- _Task requirements_: Could you transcribe the material below exactly, without leaving out a single line?

- _Input material_:
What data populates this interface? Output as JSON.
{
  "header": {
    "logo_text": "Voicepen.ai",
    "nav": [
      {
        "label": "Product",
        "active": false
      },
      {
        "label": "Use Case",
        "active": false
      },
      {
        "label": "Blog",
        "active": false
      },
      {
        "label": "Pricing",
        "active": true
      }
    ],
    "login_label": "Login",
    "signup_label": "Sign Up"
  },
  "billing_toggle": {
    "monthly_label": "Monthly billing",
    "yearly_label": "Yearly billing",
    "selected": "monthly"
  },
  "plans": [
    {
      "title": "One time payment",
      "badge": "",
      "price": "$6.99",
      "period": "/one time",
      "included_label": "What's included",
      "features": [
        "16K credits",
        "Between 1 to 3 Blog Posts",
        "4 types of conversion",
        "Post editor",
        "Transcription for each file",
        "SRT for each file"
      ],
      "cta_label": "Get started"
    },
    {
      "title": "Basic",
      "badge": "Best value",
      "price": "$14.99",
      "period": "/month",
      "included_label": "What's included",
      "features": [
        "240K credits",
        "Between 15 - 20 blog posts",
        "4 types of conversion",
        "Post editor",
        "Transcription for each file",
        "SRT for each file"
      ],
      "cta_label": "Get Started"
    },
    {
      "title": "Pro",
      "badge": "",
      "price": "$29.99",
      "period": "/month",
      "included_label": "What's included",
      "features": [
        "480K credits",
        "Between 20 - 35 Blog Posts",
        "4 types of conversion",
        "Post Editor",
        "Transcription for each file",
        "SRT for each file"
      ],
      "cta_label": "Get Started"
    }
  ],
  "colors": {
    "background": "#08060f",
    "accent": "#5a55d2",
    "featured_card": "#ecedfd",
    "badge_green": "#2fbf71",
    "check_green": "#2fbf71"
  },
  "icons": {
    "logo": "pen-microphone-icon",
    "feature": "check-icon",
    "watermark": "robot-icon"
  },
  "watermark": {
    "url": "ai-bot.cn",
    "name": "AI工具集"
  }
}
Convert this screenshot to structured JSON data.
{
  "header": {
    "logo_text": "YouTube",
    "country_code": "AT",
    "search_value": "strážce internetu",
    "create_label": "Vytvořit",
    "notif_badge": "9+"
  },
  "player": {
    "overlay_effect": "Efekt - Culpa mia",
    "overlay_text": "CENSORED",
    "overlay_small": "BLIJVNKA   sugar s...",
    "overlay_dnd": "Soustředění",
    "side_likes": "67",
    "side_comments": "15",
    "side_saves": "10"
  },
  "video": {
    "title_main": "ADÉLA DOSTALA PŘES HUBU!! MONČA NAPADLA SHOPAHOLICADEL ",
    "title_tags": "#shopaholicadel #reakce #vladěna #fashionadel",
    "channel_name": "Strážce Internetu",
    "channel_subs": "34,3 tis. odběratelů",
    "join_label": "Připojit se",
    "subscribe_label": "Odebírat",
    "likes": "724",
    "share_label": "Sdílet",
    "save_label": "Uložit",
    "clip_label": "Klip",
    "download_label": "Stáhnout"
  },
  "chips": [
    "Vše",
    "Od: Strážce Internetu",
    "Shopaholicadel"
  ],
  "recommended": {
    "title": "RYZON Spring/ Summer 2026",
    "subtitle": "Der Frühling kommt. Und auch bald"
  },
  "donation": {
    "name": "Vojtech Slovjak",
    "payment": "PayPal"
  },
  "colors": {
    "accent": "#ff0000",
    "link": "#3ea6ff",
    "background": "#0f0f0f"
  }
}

- _Exercise response_:
What data populates this interface? Output as JSON.
{
  "header": {
    "logo_text": "Voicepen.ai",
    "nav": [
      {
        "label": "Product",
        "active": false
      },
      {
        "label": "Use Case",
        "active": false
      },
      {
        "label": "Blog",
        "active": false
      },
      {
        "label": "Pricing",
        "active": true
      }
    ],
    "login_label": "Login",
    "signup_label": "Sign Up"
  },
  "billing_toggle": {
    "monthly_label": "Monthly billing",
    "yearly_label": "Yearly billing",
    "selected": "monthly"
  },
  "plans": [
    {
      "title": "One time payment",
      "badge": "",
      "price": "$6.99",
      "period": "/one time",
      "included_label": "What's included",
      "features": [
        "16K credits",
        "Between 1 to 3 Blog Posts",
        "4 types of conversion",
        "Post editor",
        "Transcription for each file",
        "SRT for each file"
      ],
      "cta_label": "Get started"
    },
    {
      "title": "Basic",
      "badge": "Best value",
      "price": "$14.99",
      "period": "/month",
      "included_label": "What's included",
      "features": [
        "240K credits",
        "Between 15 - 20 blog posts",
        "4 types of conversion",
        "Post editor",
        "Transcription for each file",
        "SRT for each file"
      ],
      "cta_label": "Get Started"
    },
    {
      "title": "Pro",
      "badge": "",
      "price": "$29.99",
      "period": "/month",
      "included_label": "What's included",
      "features": [
        "480K credits",
        "Between 20 - 35 Blog Posts",
        "4 types of conversion",
        "Post Editor",
        "Transcription for each file",
        "SRT for each file"
      ],
      "cta_label": "Get Started"
    }
  ],
  "colors": {
    "background": "#08060f",
    "accent": "#5a55d2",
    "featured_card": "#ecedfd",
    "badge_green": "#2fbf71",
    "check_green": "#2fbf71"
  },
  "icons": {
    "logo": "pen-microphone-icon",
    "feature": "check-icon",
    "watermark": "robot-icon"
  },
  "watermark": {
    "url": "ai-bot.cn",
    "name": "AI工具集"
  }
}
Convert this screenshot to structured JSON data.
{
  "header": {
    "logo_text": "YouTube",
    "country_code": "AT",
    "search_value": "strážce internetu",
    "create_label": "Vytvořit",
    "notif_badge": "9+"
  },
  "player": {
    "overlay_effect": "Efekt - Culpa mia",
    "overlay_text": "CENSORED",
    "overlay_small": "BLIJVNKA   sugar s...",
    "overlay_dnd": "Soustředění",
    "side_likes": "67",
    "side_comments": "15",
    "side_saves": "10"
  },
  "video": {
    "title_main": "ADÉLA DOSTALA PŘES HUBU!! MONČA NAPADLA SHOPAHOLICADEL ",
    "title_tags": "#shopaholicadel #reakce #vladěna #fashionadel",
    "channel_name": "Strážce Internetu",
    "channel_subs": "34,3 tis. odběratelů",
    "join_label": "Připojit se",
    "subscribe_label": "Odebírat",
    "likes": "724",
    "share_label": "Sdílet",
    "save_label": "Uložit",
    "clip_label": "Klip",
    "download_label": "Stáhnout"
  },
  "chips": [
    "Vše",
    "Od: Strážce Internetu",
    "Shopaholicadel"
  ],
  "recommended": {
    "title": "RYZON Spring/ Summer 2026",
    "subtitle": "Der Frühling kommt. Und auch bald"
  },
  "donation": {
    "name": "Vojtech Slovjak",
    "payment": "PayPal"
  },
  "colors": {
    "accent": "#ff0000",
    "link": "#3ea6ff",
    "background": "#0f0f0f"
  }
}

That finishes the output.